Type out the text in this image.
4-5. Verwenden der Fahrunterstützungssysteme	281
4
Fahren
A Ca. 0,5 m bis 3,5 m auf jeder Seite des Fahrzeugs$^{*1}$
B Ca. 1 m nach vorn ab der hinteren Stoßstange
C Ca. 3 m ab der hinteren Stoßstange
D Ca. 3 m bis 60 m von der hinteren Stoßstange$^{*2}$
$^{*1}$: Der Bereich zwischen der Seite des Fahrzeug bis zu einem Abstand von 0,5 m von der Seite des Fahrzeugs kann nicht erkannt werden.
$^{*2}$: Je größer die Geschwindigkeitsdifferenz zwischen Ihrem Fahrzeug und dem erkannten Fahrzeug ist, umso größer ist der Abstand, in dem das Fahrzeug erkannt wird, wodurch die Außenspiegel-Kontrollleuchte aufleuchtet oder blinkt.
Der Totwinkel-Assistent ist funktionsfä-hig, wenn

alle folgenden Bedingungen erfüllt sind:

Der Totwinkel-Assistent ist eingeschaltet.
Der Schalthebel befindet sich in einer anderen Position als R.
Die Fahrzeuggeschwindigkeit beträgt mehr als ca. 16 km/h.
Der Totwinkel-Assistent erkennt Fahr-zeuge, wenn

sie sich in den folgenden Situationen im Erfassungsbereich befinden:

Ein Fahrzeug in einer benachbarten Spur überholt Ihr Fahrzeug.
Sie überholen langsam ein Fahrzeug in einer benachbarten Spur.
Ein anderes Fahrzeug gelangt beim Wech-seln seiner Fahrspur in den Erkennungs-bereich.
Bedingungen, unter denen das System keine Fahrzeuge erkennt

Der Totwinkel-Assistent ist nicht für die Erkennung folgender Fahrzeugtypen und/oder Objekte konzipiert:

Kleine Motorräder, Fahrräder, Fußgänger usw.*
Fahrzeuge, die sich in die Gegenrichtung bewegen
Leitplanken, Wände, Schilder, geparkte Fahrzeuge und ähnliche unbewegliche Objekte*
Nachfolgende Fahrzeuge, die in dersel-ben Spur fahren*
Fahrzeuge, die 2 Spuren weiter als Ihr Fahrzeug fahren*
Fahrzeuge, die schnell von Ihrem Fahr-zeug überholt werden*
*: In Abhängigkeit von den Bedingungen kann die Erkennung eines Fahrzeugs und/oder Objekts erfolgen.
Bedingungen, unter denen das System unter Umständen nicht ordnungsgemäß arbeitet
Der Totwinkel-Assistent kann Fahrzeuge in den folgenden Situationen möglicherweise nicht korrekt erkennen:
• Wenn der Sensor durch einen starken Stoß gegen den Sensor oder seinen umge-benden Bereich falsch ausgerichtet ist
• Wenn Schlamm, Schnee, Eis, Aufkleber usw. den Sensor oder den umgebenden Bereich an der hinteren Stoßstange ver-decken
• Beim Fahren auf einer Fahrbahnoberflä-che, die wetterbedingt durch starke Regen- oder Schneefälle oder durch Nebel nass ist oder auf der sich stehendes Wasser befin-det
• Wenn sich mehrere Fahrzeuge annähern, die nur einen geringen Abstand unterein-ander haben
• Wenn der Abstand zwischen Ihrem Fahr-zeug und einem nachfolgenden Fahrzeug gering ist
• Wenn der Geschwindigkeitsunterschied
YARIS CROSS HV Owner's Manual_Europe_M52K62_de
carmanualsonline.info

### WHAT THE TASK REQUIRES
Pick out each line containing the string "einem" and copy it.

### ANSWER TO THIS TASK
$^{*1}$: Der Bereich zwischen der Seite des Fahrzeug bis zu einem Abstand von 0,5 m von der Seite des Fahrzeugs kann nicht erkannt werden.
• Wenn der Abstand zwischen Ihrem Fahr-zeug und einem nachfolgenden Fahrzeug gering ist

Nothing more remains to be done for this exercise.